• _Document segment_
How do you test taste a lot of flavors?
I have a bunch of different flavors from PA and TWEL for my Platinum Ice, and have had a time mixing and experimenting. The concentrations of the flavors are all over the place, and sometimes it takes a second or third batch to get it really A-1.
So my question is, how does a guy with 20ish flavors in stock taste test while mixing? I have a nice pile of cartos dedicated to a certain flavor, but that is adding up, and I hate having 4 different cartos per flavor as I find the ultimate mix ratio.
Thanks for your help!
Not sure how to do this with carts. I use atomizers and drip when testing flavors. After I have tested the flavor, I blow out the atomizer, drip straight PG and vape till it is gone. That way I can use the same atomizer for different flavor tests.
NOTE: I had to dedicate one atty for testing liquids that contain menthol/mint and another for liquids that contain cinnamon.
I think the best you can do is use a 306 atty with the wick pulled out.Its very easy to change the flavors in a 306 atty and when you remove the wick its even easier to change the flavors.Plus it picks up flavors nicely Ive been using a 306 atty on my ego for a week now and i cant say theres been much flavor meshing. The 306 is compatible with the 510 threading,so if your using a 510 you dont need an adapter.
hope this helps ya
Originally Posted by Ast_Isis
I tried many methods and have settled on the same method Ast_Isis uses, it just works best for me.
Great tip wrt the 306. However, I would like to caution folks to use the same type of atty they intend to use with the mix. e.g a 306 does not vape like a 510 and vice versa.

• _Dataset entries_
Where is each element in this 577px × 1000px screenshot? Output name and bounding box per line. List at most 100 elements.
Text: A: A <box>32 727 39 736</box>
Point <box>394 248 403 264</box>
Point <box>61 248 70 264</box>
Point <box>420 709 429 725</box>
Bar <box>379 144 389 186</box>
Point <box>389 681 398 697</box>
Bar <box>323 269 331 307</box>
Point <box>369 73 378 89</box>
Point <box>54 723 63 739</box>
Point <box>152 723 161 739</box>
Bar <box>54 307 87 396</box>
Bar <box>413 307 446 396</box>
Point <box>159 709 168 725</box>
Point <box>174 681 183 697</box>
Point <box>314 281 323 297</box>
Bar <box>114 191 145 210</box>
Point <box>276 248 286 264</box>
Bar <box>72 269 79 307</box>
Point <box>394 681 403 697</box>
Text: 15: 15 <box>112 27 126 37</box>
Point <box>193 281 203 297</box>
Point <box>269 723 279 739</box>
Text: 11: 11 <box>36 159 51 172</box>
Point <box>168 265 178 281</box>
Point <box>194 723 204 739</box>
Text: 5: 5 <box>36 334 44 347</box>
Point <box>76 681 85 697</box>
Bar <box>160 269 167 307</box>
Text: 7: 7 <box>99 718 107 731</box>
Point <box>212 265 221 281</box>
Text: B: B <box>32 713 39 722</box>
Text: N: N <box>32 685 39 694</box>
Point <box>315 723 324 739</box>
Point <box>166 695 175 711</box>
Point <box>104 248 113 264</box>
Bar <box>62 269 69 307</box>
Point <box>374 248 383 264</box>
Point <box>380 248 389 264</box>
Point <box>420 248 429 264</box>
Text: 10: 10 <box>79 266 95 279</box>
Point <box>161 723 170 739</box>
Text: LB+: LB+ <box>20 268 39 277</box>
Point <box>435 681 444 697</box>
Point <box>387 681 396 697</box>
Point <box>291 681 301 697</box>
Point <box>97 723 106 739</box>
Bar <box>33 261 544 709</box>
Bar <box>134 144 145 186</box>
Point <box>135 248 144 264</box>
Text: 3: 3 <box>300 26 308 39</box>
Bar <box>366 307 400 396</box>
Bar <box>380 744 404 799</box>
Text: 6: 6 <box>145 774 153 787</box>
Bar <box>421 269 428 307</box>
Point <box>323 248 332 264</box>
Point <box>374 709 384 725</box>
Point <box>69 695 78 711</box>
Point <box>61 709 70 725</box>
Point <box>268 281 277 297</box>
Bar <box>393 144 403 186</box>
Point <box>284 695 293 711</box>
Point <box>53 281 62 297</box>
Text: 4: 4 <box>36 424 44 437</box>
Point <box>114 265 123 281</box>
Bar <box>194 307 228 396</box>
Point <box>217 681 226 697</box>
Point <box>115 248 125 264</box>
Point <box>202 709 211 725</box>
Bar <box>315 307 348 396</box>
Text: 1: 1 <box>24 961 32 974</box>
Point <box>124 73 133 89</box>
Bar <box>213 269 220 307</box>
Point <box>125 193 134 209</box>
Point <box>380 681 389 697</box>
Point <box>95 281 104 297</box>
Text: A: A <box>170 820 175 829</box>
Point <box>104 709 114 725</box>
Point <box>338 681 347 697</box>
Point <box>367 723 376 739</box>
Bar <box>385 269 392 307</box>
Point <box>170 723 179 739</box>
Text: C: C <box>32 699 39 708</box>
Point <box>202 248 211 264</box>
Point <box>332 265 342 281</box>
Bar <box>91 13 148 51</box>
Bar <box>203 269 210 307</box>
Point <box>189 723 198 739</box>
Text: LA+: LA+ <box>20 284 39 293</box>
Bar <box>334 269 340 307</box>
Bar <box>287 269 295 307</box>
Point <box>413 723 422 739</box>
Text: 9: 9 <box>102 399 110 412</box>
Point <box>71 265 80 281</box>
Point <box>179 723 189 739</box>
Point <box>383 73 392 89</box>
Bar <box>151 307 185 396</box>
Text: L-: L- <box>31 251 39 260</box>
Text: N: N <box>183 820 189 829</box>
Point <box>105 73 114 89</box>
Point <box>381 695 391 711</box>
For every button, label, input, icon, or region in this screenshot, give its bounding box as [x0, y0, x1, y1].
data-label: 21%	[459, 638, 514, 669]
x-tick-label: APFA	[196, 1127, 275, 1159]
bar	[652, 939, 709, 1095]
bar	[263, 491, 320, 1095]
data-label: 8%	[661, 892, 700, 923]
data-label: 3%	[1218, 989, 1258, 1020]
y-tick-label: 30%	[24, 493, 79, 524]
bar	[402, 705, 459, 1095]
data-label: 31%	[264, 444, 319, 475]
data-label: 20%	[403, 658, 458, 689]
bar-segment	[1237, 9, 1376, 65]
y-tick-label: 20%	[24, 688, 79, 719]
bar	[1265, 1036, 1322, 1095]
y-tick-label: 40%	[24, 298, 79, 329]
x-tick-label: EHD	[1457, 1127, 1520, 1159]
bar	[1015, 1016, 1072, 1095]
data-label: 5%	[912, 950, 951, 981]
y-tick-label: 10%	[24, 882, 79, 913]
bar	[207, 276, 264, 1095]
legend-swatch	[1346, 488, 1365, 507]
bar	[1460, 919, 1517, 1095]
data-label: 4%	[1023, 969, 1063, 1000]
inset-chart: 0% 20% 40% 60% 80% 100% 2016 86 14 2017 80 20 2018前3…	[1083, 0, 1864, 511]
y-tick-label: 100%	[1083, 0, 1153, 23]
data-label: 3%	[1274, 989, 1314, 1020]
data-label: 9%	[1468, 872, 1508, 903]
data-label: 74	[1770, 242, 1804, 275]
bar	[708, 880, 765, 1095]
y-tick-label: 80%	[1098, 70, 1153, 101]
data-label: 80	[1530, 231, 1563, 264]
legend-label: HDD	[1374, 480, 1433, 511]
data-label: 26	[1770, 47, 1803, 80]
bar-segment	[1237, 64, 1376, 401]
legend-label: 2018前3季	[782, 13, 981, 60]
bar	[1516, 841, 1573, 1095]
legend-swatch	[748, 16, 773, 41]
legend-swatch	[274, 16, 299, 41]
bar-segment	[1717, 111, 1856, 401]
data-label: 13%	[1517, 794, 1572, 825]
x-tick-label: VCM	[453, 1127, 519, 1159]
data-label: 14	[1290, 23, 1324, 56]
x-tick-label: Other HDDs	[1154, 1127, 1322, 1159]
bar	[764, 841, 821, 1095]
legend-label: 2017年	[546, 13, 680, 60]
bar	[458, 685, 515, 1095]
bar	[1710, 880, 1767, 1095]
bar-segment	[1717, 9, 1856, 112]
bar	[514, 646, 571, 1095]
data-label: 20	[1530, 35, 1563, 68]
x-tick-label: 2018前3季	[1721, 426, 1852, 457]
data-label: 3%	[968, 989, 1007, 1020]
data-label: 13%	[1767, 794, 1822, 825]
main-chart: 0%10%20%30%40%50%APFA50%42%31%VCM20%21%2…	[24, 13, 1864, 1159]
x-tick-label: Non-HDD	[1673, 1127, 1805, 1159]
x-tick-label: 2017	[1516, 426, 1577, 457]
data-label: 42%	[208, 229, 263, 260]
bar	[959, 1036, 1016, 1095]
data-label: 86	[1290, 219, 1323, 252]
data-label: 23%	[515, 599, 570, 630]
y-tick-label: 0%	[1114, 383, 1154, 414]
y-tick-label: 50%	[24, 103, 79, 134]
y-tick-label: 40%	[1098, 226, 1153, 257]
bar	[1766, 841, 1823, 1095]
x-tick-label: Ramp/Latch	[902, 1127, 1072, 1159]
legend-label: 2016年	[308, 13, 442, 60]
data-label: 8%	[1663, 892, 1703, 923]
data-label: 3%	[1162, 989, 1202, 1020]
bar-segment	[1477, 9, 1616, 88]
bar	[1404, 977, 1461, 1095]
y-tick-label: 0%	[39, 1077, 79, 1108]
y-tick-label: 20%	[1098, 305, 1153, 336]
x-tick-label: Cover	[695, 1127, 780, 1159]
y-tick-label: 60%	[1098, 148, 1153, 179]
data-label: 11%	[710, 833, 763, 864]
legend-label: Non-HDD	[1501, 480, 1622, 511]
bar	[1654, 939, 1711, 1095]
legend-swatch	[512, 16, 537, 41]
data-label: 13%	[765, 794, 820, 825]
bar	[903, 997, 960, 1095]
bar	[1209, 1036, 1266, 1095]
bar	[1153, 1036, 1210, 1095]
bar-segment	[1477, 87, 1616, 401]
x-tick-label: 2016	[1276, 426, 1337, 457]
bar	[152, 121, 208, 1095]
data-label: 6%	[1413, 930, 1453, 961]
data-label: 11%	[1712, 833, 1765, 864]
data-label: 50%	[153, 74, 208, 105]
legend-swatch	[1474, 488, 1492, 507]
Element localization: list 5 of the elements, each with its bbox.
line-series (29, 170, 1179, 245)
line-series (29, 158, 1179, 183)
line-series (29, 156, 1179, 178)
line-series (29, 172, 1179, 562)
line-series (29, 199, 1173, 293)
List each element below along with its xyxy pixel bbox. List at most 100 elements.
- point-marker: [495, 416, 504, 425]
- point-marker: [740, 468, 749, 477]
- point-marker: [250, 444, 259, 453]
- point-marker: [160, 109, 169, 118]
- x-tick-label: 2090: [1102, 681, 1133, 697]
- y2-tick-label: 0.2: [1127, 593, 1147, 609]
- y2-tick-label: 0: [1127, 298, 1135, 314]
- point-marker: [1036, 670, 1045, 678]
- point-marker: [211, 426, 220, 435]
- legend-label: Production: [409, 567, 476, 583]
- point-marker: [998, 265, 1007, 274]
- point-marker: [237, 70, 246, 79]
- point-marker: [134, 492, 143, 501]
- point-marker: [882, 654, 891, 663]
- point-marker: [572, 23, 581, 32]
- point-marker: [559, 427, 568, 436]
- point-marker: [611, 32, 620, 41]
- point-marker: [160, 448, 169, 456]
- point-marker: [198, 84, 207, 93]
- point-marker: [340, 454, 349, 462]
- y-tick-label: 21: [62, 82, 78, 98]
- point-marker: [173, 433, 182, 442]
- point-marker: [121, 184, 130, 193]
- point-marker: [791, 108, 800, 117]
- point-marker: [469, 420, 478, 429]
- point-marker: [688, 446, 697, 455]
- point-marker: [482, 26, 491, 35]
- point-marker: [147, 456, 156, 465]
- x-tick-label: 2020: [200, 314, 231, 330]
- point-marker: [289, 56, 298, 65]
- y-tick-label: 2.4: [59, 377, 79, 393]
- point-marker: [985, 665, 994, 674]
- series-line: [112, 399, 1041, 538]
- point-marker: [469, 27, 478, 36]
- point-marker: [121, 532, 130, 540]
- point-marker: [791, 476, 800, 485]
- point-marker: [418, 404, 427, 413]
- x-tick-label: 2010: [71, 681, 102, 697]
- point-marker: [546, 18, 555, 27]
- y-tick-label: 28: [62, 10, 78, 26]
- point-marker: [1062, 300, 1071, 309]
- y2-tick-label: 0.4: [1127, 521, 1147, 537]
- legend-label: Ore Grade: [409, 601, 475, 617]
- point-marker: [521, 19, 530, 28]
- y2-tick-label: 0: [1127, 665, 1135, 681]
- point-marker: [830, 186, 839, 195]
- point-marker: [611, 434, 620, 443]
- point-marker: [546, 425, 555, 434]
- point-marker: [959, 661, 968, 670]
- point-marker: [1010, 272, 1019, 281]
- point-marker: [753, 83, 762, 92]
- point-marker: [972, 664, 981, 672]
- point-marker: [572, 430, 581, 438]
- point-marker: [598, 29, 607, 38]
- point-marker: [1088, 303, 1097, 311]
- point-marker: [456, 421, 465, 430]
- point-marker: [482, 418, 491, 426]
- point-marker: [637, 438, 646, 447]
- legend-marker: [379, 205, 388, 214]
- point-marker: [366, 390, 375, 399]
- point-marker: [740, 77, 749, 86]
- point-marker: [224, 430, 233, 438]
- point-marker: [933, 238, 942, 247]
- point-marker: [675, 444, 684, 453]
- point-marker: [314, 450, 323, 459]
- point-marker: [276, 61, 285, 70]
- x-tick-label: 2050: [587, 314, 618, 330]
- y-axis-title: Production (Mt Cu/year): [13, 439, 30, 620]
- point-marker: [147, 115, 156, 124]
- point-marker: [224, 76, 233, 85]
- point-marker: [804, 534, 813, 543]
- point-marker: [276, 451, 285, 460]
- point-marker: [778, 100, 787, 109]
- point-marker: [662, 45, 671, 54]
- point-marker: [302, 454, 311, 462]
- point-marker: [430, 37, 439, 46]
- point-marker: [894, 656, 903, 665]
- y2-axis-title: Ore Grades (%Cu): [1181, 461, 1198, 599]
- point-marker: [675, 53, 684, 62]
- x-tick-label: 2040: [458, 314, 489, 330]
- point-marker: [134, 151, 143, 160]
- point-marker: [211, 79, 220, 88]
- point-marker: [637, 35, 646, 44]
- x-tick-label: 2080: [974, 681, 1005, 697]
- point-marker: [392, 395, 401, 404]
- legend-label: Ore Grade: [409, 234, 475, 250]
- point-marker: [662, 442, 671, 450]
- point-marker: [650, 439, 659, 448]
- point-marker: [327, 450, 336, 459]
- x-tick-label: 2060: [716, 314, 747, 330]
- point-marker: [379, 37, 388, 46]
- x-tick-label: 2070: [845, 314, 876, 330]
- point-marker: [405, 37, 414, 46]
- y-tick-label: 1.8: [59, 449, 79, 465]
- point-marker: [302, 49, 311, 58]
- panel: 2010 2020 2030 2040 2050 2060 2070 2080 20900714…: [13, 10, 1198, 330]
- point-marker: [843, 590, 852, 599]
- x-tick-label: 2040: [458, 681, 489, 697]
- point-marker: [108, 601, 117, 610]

• _Requirement_
Answer from the thread on taste-testing flavors:
(a) About how many flavors does the first poster have in stock?
(b) What does the atomizer user drip into the atomizer after blowing it out?
(c) Which atty does the later poster suggest using with the wick pulled out?

• _Reply_
(a) About 20 ("20ish").
(b) Straight PG.
(c) A 306 atty.